MATERIALS PROVIDED:
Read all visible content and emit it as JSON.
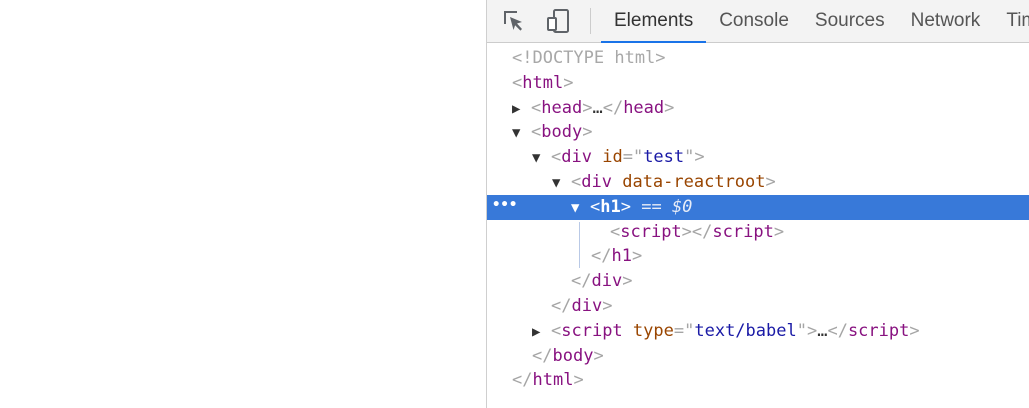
{
  "toolbar": {
    "inspect_icon": "inspect-element-icon",
    "device_icon": "device-toolbar-icon",
    "tabs": [
      {
        "label": "Elements",
        "active": true
      },
      {
        "label": "Console"
      },
      {
        "label": "Sources"
      },
      {
        "label": "Network"
      },
      {
        "label": "Timing"
      }
    ]
  },
  "colors": {
    "tag": "#881280",
    "attr_name": "#994500",
    "attr_value": "#1a1aa6",
    "selected_row": "#3879d9",
    "active_tab_underline": "#1a73e8"
  },
  "tree": {
    "doctype": "<!DOCTYPE html>",
    "html_tag": "html",
    "head_tag": "head",
    "ellipsis": "…",
    "body_tag": "body",
    "div_tag": "div",
    "div_attr_name": "id",
    "div_attr_value": "test",
    "inner_div_attr": "data-reactroot",
    "h1_tag": "h1",
    "selected_marker": "== $0",
    "row_menu": "•••",
    "script_tag": "script",
    "script_attr_name": "type",
    "script_attr_value": "text/babel"
  }
}
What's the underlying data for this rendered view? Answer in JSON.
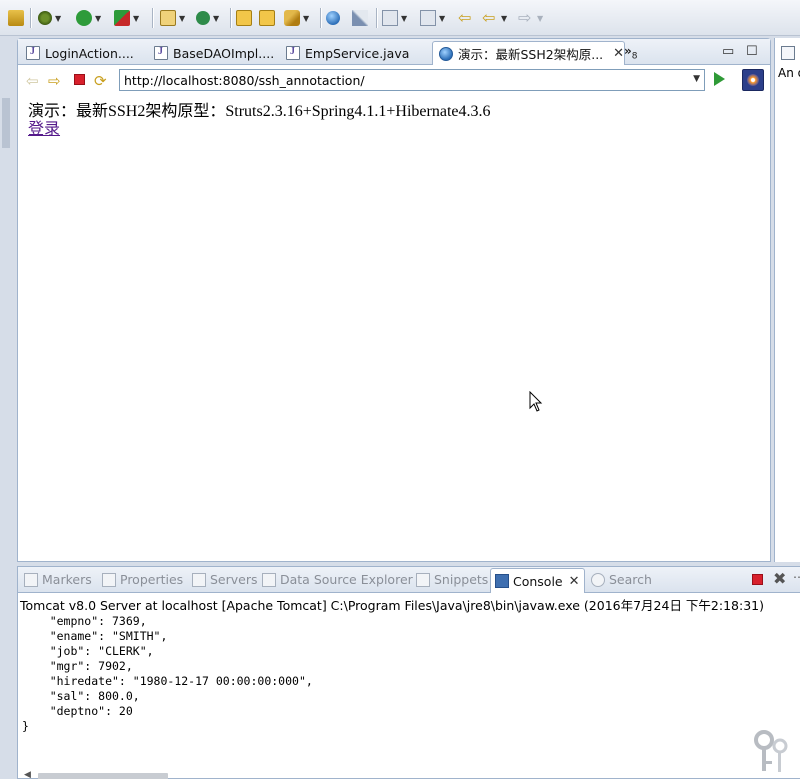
{
  "editor": {
    "tabs": [
      {
        "label": "LoginAction...."
      },
      {
        "label": "BaseDAOImpl...."
      },
      {
        "label": "EmpService.java"
      },
      {
        "label": "演示：最新SSH2架构原..."
      }
    ],
    "overflow_label": "»",
    "overflow_count": "8"
  },
  "browser": {
    "url": "http://localhost:8080/ssh_annotaction/",
    "heading": "演示：最新SSH2架构原型：Struts2.3.16+Spring4.1.1+Hibernate4.3.6",
    "link": "登录"
  },
  "right_panel": {
    "text": "An o"
  },
  "console": {
    "tabs": [
      {
        "label": "Markers"
      },
      {
        "label": "Properties"
      },
      {
        "label": "Servers"
      },
      {
        "label": "Data Source Explorer"
      },
      {
        "label": "Snippets"
      },
      {
        "label": "Console"
      },
      {
        "label": "Search"
      }
    ],
    "process_label": "Tomcat v8.0 Server at localhost [Apache Tomcat] C:\\Program Files\\Java\\jre8\\bin\\javaw.exe (2016年7月24日 下午2:18:31)",
    "output": "    \"empno\": 7369,\n    \"ename\": \"SMITH\",\n    \"job\": \"CLERK\",\n    \"mgr\": 7902,\n    \"hiredate\": \"1980-12-17 00:00:00:000\",\n    \"sal\": 800.0,\n    \"deptno\": 20\n}"
  },
  "colors": {
    "link": "#551a8b",
    "accent": "#3f6fb0",
    "terminate": "#d8202c"
  }
}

PROBLEM: Reproduce the data verbatim. Do not carry any picture into the copy.

TASK OUTPUT:
Read all visible content and emit it as JSON.
{
  "toolbar": {
    "inspect_icon": "inspect-element-icon",
    "device_icon": "device-toolbar-icon",
    "tabs": [
      {
        "label": "Elements",
        "active": true
      },
      {
        "label": "Console"
      },
      {
        "label": "Sources"
      },
      {
        "label": "Network"
      },
      {
        "label": "Timing"
      }
    ]
  },
  "colors": {
    "tag": "#881280",
    "attr_name": "#994500",
    "attr_value": "#1a1aa6",
    "selected_row": "#3879d9",
    "active_tab_underline": "#1a73e8"
  },
  "tree": {
    "doctype": "<!DOCTYPE html>",
    "html_tag": "html",
    "head_tag": "head",
    "ellipsis": "…",
    "body_tag": "body",
    "div_tag": "div",
    "div_attr_name": "id",
    "div_attr_value": "test",
    "inner_div_attr": "data-reactroot",
    "h1_tag": "h1",
    "selected_marker": "== $0",
    "row_menu": "•••",
    "script_tag": "script",
    "script_attr_name": "type",
    "script_attr_value": "text/babel"
  }
}
What's the underlying data for this rendered view? Answer in JSON.
{
  "editor": {
    "tabs": [
      {
        "label": "LoginAction...."
      },
      {
        "label": "BaseDAOImpl...."
      },
      {
        "label": "EmpService.java"
      },
      {
        "label": "演示：最新SSH2架构原..."
      }
    ],
    "overflow_label": "»",
    "overflow_count": "8"
  },
  "browser": {
    "url": "http://localhost:8080/ssh_annotaction/",
    "heading": "演示：最新SSH2架构原型：Struts2.3.16+Spring4.1.1+Hibernate4.3.6",
    "link": "登录"
  },
  "right_panel": {
    "text": "An o"
  },
  "console": {
    "tabs": [
      {
        "label": "Markers"
      },
      {
        "label": "Properties"
      },
      {
        "label": "Servers"
      },
      {
        "label": "Data Source Explorer"
      },
      {
        "label": "Snippets"
      },
      {
        "label": "Console"
      },
      {
        "label": "Search"
      }
    ],
    "process_label": "Tomcat v8.0 Server at localhost [Apache Tomcat] C:\\Program Files\\Java\\jre8\\bin\\javaw.exe (2016年7月24日 下午2:18:31)",
    "output": "    \"empno\": 7369,\n    \"ename\": \"SMITH\",\n    \"job\": \"CLERK\",\n    \"mgr\": 7902,\n    \"hiredate\": \"1980-12-17 00:00:00:000\",\n    \"sal\": 800.0,\n    \"deptno\": 20\n}"
  },
  "colors": {
    "link": "#551a8b",
    "accent": "#3f6fb0",
    "terminate": "#d8202c"
  }
}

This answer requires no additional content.